→ STATED TASK: Present the following entries again, word for word and in full.

Data items
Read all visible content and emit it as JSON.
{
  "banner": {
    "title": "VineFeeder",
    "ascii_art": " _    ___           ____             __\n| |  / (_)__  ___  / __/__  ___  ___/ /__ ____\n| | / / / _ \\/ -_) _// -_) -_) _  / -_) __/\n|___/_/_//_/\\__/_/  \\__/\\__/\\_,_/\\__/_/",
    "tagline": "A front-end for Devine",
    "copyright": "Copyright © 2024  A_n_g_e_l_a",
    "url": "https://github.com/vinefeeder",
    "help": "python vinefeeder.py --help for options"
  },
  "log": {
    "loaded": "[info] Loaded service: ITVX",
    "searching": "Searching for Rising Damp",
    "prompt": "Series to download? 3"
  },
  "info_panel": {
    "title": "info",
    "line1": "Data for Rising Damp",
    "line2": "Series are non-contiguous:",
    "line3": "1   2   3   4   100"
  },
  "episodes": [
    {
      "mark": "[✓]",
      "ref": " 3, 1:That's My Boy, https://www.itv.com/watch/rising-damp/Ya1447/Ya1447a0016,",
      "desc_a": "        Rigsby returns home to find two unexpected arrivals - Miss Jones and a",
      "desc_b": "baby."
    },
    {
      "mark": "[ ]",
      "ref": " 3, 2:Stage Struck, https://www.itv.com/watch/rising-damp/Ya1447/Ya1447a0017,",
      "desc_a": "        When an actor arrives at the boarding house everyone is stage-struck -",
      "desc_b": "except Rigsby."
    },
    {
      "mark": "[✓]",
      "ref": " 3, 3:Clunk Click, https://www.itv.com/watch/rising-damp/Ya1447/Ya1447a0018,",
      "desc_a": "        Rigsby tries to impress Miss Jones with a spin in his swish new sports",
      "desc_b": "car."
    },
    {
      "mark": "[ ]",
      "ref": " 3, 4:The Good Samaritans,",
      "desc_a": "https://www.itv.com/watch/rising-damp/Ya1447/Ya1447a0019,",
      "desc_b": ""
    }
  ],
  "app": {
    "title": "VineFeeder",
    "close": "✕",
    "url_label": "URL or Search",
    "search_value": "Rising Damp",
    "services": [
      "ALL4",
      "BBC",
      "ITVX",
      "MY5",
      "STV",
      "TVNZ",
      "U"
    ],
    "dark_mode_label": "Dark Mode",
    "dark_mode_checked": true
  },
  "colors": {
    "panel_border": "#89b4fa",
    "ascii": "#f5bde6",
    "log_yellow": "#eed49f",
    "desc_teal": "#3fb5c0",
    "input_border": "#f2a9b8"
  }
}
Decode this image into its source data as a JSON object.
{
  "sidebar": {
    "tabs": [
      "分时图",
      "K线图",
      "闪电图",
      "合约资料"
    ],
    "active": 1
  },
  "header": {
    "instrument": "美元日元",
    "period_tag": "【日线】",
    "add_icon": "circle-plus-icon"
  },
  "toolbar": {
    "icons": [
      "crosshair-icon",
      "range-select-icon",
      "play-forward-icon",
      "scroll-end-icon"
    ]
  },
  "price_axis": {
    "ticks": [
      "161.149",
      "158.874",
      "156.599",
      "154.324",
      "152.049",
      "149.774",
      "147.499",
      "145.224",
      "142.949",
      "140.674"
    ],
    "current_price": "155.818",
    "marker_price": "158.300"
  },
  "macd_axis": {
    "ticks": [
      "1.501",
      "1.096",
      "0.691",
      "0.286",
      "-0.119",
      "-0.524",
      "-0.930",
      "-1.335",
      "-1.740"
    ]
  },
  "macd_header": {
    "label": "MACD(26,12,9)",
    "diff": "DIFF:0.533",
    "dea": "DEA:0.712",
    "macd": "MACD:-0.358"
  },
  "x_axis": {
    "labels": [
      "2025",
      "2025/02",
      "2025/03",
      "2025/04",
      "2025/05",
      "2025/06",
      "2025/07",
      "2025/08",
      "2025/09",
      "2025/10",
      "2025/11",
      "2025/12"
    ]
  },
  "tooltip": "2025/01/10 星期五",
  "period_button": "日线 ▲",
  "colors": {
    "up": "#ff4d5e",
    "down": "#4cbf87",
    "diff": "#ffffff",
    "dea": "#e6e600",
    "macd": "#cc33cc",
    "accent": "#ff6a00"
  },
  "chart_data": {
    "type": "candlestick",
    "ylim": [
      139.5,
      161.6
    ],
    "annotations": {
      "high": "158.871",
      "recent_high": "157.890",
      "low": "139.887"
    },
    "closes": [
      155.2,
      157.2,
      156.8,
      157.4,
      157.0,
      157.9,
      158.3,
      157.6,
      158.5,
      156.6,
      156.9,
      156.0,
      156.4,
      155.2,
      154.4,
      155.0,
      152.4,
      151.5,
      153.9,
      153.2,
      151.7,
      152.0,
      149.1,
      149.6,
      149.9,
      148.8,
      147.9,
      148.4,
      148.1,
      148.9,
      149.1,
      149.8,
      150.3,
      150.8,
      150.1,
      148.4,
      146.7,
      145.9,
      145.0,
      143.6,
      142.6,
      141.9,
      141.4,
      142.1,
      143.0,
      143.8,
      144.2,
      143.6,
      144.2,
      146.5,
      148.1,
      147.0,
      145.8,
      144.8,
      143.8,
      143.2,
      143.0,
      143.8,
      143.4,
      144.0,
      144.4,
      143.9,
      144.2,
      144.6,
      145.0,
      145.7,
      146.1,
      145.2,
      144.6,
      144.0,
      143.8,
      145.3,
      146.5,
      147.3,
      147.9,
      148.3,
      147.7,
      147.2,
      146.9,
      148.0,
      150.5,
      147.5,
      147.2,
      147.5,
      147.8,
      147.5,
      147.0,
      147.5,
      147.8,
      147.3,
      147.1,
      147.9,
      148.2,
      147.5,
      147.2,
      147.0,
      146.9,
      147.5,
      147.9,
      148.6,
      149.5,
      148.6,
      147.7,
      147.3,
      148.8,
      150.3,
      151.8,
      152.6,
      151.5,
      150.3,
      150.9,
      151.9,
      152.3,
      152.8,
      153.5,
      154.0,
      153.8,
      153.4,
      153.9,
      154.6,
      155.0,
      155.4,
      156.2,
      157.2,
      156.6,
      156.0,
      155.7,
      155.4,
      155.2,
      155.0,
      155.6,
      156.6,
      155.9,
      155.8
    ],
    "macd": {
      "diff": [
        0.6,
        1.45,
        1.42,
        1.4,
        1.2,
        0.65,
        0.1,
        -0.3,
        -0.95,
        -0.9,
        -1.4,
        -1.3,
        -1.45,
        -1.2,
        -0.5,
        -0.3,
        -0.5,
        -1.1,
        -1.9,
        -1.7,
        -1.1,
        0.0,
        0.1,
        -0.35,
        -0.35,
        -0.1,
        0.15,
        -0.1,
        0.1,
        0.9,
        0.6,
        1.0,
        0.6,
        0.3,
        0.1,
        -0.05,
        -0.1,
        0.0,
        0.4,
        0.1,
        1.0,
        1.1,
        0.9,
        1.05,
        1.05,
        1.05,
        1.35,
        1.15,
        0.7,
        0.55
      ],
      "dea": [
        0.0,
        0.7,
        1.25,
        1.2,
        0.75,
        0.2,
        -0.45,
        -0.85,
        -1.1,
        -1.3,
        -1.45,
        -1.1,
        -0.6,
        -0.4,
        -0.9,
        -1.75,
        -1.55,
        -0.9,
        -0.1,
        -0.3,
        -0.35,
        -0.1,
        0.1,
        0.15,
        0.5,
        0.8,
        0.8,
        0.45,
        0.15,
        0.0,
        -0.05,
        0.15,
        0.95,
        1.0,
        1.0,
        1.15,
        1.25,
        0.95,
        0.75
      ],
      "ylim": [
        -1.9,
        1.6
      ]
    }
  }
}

→ FULL SOLUTION:
Read all visible content and emit it as JSON.
{
  "banner": {
    "title": "VineFeeder",
    "ascii_art": " _    ___           ____             __\n| |  / (_)__  ___  / __/__  ___  ___/ /__ ____\n| | / / / _ \\/ -_) _// -_) -_) _  / -_) __/\n|___/_/_//_/\\__/_/  \\__/\\__/\\_,_/\\__/_/",
    "tagline": "A front-end for Devine",
    "copyright": "Copyright © 2024  A_n_g_e_l_a",
    "url": "https://github.com/vinefeeder",
    "help": "python vinefeeder.py --help for options"
  },
  "log": {
    "loaded": "[info] Loaded service: ITVX",
    "searching": "Searching for Rising Damp",
    "prompt": "Series to download? 3"
  },
  "info_panel": {
    "title": "info",
    "line1": "Data for Rising Damp",
    "line2": "Series are non-contiguous:",
    "line3": "1   2   3   4   100"
  },
  "episodes": [
    {
      "mark": "[✓]",
      "ref": " 3, 1:That's My Boy, https://www.itv.com/watch/rising-damp/Ya1447/Ya1447a0016,",
      "desc_a": "        Rigsby returns home to find two unexpected arrivals - Miss Jones and a",
      "desc_b": "baby."
    },
    {
      "mark": "[ ]",
      "ref": " 3, 2:Stage Struck, https://www.itv.com/watch/rising-damp/Ya1447/Ya1447a0017,",
      "desc_a": "        When an actor arrives at the boarding house everyone is stage-struck -",
      "desc_b": "except Rigsby."
    },
    {
      "mark": "[✓]",
      "ref": " 3, 3:Clunk Click, https://www.itv.com/watch/rising-damp/Ya1447/Ya1447a0018,",
      "desc_a": "        Rigsby tries to impress Miss Jones with a spin in his swish new sports",
      "desc_b": "car."
    },
    {
      "mark": "[ ]",
      "ref": " 3, 4:The Good Samaritans,",
      "desc_a": "https://www.itv.com/watch/rising-damp/Ya1447/Ya1447a0019,",
      "desc_b": ""
    }
  ],
  "app": {
    "title": "VineFeeder",
    "close": "✕",
    "url_label": "URL or Search",
    "search_value": "Rising Damp",
    "services": [
      "ALL4",
      "BBC",
      "ITVX",
      "MY5",
      "STV",
      "TVNZ",
      "U"
    ],
    "dark_mode_label": "Dark Mode",
    "dark_mode_checked": true
  },
  "colors": {
    "panel_border": "#89b4fa",
    "ascii": "#f5bde6",
    "log_yellow": "#eed49f",
    "desc_teal": "#3fb5c0",
    "input_border": "#f2a9b8"
  }
}
Decode this image into its source data as a JSON object.
{
  "sidebar": {
    "tabs": [
      "分时图",
      "K线图",
      "闪电图",
      "合约资料"
    ],
    "active": 1
  },
  "header": {
    "instrument": "美元日元",
    "period_tag": "【日线】",
    "add_icon": "circle-plus-icon"
  },
  "toolbar": {
    "icons": [
      "crosshair-icon",
      "range-select-icon",
      "play-forward-icon",
      "scroll-end-icon"
    ]
  },
  "price_axis": {
    "ticks": [
      "161.149",
      "158.874",
      "156.599",
      "154.324",
      "152.049",
      "149.774",
      "147.499",
      "145.224",
      "142.949",
      "140.674"
    ],
    "current_price": "155.818",
    "marker_price": "158.300"
  },
  "macd_axis": {
    "ticks": [
      "1.501",
      "1.096",
      "0.691",
      "0.286",
      "-0.119",
      "-0.524",
      "-0.930",
      "-1.335",
      "-1.740"
    ]
  },
  "macd_header": {
    "label": "MACD(26,12,9)",
    "diff": "DIFF:0.533",
    "dea": "DEA:0.712",
    "macd": "MACD:-0.358"
  },
  "x_axis": {
    "labels": [
      "2025",
      "2025/02",
      "2025/03",
      "2025/04",
      "2025/05",
      "2025/06",
      "2025/07",
      "2025/08",
      "2025/09",
      "2025/10",
      "2025/11",
      "2025/12"
    ]
  },
  "tooltip": "2025/01/10 星期五",
  "period_button": "日线 ▲",
  "colors": {
    "up": "#ff4d5e",
    "down": "#4cbf87",
    "diff": "#ffffff",
    "dea": "#e6e600",
    "macd": "#cc33cc",
    "accent": "#ff6a00"
  },
  "chart_data": {
    "type": "candlestick",
    "ylim": [
      139.5,
      161.6
    ],
    "annotations": {
      "high": "158.871",
      "recent_high": "157.890",
      "low": "139.887"
    },
    "closes": [
      155.2,
      157.2,
      156.8,
      157.4,
      157.0,
      157.9,
      158.3,
      157.6,
      158.5,
      156.6,
      156.9,
      156.0,
      156.4,
      155.2,
      154.4,
      155.0,
      152.4,
      151.5,
      153.9,
      153.2,
      151.7,
      152.0,
      149.1,
      149.6,
      149.9,
      148.8,
      147.9,
      148.4,
      148.1,
      148.9,
      149.1,
      149.8,
      150.3,
      150.8,
      150.1,
      148.4,
      146.7,
      145.9,
      145.0,
      143.6,
      142.6,
      141.9,
      141.4,
      142.1,
      143.0,
      143.8,
      144.2,
      143.6,
      144.2,
      146.5,
      148.1,
      147.0,
      145.8,
      144.8,
      143.8,
      143.2,
      143.0,
      143.8,
      143.4,
      144.0,
      144.4,
      143.9,
      144.2,
      144.6,
      145.0,
      145.7,
      146.1,
      145.2,
      144.6,
      144.0,
      143.8,
      145.3,
      146.5,
      147.3,
      147.9,
      148.3,
      147.7,
      147.2,
      146.9,
      148.0,
      150.5,
      147.5,
      147.2,
      147.5,
      147.8,
      147.5,
      147.0,
      147.5,
      147.8,
      147.3,
      147.1,
      147.9,
      148.2,
      147.5,
      147.2,
      147.0,
      146.9,
      147.5,
      147.9,
      148.6,
      149.5,
      148.6,
      147.7,
      147.3,
      148.8,
      150.3,
      151.8,
      152.6,
      151.5,
      150.3,
      150.9,
      151.9,
      152.3,
      152.8,
      153.5,
      154.0,
      153.8,
      153.4,
      153.9,
      154.6,
      155.0,
      155.4,
      156.2,
      157.2,
      156.6,
      156.0,
      155.7,
      155.4,
      155.2,
      155.0,
      155.6,
      156.6,
      155.9,
      155.8
    ],
    "macd": {
      "diff": [
        0.6,
        1.45,
        1.42,
        1.4,
        1.2,
        0.65,
        0.1,
        -0.3,
        -0.95,
        -0.9,
        -1.4,
        -1.3,
        -1.45,
        -1.2,
        -0.5,
        -0.3,
        -0.5,
        -1.1,
        -1.9,
        -1.7,
        -1.1,
        0.0,
        0.1,
        -0.35,
        -0.35,
        -0.1,
        0.15,
        -0.1,
        0.1,
        0.9,
        0.6,
        1.0,
        0.6,
        0.3,
        0.1,
        -0.05,
        -0.1,
        0.0,
        0.4,
        0.1,
        1.0,
        1.1,
        0.9,
        1.05,
        1.05,
        1.05,
        1.35,
        1.15,
        0.7,
        0.55
      ],
      "dea": [
        0.0,
        0.7,
        1.25,
        1.2,
        0.75,
        0.2,
        -0.45,
        -0.85,
        -1.1,
        -1.3,
        -1.45,
        -1.1,
        -0.6,
        -0.4,
        -0.9,
        -1.75,
        -1.55,
        -0.9,
        -0.1,
        -0.3,
        -0.35,
        -0.1,
        0.1,
        0.15,
        0.5,
        0.8,
        0.8,
        0.45,
        0.15,
        0.0,
        -0.05,
        0.15,
        0.95,
        1.0,
        1.0,
        1.15,
        1.25,
        0.95,
        0.75
      ],
      "ylim": [
        -1.9,
        1.6
      ]
    }
  }
}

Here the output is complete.